EXERCISE PROMPT:
The exercise asks you to copy every line below in which "document" appears.

───── DATA TO PROCESS ─────

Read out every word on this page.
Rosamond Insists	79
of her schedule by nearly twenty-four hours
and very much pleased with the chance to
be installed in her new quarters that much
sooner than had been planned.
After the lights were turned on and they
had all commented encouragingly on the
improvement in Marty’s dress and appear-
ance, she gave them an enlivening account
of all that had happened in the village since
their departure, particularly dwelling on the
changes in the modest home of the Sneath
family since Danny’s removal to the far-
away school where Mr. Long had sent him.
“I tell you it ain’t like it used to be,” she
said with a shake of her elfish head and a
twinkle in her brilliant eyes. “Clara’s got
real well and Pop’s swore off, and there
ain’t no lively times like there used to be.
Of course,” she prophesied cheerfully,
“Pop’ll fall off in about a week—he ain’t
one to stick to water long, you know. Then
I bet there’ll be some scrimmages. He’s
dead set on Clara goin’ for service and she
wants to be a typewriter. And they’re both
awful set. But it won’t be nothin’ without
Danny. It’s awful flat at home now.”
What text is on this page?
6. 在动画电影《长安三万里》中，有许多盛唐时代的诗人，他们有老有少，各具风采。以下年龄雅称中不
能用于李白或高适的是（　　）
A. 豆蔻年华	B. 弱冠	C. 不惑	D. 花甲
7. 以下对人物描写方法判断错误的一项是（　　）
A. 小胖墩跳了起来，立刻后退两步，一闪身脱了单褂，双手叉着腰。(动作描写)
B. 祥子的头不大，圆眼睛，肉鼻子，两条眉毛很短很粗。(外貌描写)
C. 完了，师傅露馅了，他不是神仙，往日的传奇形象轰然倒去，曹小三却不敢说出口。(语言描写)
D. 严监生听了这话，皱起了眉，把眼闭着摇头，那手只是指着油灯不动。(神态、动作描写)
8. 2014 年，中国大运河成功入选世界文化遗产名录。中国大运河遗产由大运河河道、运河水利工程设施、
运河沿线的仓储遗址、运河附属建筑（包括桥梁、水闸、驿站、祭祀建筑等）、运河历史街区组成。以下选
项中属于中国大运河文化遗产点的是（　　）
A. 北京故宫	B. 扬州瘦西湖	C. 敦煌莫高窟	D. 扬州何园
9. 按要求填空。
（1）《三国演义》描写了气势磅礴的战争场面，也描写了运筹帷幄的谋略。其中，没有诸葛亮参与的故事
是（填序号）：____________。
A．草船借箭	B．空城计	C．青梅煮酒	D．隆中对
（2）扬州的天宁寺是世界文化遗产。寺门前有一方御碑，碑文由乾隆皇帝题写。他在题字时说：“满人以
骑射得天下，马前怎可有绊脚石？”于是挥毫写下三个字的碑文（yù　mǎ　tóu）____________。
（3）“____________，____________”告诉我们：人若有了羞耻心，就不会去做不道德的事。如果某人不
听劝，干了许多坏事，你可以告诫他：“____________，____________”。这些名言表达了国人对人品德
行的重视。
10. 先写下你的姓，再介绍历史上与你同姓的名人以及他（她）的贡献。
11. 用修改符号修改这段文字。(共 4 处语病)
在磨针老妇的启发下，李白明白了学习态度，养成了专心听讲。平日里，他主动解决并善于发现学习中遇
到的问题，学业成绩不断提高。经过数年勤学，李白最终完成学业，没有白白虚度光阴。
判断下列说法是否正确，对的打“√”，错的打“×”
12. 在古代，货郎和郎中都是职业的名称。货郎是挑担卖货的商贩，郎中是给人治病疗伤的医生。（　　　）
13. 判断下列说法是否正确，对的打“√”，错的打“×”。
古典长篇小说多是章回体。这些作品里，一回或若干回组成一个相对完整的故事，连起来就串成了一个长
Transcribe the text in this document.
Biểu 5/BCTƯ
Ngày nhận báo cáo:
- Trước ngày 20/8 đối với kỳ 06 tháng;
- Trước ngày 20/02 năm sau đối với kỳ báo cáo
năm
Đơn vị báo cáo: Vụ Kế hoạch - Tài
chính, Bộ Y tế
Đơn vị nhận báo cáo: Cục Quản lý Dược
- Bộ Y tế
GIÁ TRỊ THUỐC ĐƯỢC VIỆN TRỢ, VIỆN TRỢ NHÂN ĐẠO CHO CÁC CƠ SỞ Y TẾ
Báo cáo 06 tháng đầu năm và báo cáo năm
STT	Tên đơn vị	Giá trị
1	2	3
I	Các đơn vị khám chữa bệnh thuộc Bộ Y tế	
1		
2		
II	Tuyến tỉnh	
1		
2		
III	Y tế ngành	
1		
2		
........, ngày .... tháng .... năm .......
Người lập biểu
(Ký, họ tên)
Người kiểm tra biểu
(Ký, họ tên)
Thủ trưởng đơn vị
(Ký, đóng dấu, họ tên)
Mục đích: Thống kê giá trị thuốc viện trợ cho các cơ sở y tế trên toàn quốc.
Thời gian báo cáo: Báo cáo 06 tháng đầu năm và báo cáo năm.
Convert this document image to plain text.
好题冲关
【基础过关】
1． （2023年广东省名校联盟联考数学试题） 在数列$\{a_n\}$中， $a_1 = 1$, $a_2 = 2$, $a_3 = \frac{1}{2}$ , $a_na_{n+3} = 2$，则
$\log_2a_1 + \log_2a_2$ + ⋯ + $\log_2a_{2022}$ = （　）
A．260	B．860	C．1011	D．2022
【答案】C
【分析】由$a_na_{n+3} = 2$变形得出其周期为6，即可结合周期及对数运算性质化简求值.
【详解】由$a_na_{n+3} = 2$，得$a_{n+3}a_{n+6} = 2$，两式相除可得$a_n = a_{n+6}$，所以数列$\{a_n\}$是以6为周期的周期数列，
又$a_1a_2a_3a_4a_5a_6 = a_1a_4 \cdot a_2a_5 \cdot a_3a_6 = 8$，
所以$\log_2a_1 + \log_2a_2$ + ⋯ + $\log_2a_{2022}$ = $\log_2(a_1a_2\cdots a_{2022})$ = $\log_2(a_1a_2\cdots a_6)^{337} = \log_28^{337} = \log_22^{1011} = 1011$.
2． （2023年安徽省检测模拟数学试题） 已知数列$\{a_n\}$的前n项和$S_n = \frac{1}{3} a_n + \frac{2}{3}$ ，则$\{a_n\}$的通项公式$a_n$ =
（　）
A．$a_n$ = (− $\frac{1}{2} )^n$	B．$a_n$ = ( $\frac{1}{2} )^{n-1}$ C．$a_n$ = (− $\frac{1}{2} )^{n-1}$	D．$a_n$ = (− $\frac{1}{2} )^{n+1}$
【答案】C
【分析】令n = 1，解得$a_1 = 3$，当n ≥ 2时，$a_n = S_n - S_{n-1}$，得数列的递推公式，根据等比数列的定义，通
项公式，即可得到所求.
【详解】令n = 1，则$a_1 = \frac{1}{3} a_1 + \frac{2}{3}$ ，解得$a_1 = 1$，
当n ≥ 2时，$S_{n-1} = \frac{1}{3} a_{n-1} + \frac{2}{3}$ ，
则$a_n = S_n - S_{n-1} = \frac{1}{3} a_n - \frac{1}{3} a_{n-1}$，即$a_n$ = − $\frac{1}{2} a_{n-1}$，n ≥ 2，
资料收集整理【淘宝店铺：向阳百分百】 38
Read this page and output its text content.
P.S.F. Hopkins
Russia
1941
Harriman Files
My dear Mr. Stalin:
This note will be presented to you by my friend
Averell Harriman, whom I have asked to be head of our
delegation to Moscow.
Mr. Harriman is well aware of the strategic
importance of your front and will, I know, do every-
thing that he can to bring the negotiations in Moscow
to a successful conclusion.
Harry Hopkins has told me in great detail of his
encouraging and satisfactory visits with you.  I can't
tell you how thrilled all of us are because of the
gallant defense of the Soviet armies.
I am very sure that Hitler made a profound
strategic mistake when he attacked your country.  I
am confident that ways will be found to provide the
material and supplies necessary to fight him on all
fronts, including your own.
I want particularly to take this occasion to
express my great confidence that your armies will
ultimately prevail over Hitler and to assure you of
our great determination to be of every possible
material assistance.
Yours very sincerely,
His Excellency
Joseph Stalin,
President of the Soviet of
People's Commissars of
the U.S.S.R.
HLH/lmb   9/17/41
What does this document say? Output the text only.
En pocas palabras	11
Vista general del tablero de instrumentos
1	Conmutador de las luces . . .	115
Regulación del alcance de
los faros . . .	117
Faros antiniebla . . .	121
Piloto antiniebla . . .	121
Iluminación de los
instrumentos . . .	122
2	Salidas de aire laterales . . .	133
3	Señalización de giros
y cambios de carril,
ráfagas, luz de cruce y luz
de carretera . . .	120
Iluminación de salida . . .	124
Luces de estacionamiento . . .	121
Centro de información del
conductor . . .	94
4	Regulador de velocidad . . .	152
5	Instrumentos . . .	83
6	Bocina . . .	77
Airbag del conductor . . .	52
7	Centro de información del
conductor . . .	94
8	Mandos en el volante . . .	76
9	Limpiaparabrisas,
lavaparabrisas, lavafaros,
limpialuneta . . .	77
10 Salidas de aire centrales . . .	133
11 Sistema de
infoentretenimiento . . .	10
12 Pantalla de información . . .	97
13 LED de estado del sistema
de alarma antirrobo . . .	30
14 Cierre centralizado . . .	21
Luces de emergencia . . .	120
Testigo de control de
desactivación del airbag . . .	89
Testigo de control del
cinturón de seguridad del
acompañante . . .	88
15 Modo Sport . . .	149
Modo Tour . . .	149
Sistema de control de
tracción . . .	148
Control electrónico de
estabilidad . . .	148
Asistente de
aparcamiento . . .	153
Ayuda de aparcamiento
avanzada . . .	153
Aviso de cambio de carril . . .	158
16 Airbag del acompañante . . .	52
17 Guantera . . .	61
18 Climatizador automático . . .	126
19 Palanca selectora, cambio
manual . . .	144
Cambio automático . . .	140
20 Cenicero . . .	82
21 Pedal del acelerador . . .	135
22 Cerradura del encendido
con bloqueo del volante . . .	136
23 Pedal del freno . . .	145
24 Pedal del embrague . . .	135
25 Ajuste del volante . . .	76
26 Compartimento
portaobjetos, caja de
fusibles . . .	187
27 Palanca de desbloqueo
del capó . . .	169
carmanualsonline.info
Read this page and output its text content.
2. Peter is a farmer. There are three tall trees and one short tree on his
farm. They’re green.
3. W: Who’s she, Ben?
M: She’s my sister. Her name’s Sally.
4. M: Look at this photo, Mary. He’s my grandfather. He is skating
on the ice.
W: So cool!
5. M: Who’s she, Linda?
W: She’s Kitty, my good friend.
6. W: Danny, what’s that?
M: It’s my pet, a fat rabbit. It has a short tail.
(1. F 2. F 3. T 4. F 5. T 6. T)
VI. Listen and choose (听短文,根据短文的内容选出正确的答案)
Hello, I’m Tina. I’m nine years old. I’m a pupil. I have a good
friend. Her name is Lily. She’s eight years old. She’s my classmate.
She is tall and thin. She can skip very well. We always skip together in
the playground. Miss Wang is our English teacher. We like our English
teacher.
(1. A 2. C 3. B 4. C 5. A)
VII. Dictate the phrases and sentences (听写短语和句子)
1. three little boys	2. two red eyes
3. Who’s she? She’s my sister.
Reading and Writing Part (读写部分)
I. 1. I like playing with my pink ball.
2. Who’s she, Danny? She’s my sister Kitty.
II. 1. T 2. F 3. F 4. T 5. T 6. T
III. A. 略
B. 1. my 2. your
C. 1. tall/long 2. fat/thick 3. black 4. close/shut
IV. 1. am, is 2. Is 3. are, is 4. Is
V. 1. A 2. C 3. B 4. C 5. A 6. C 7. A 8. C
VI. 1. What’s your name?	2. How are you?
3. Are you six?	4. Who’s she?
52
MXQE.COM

─────

FULL RESPONSE:
Transcribe the text in this document.
Convert this document image to plain text.
What does this document say? Output the text only.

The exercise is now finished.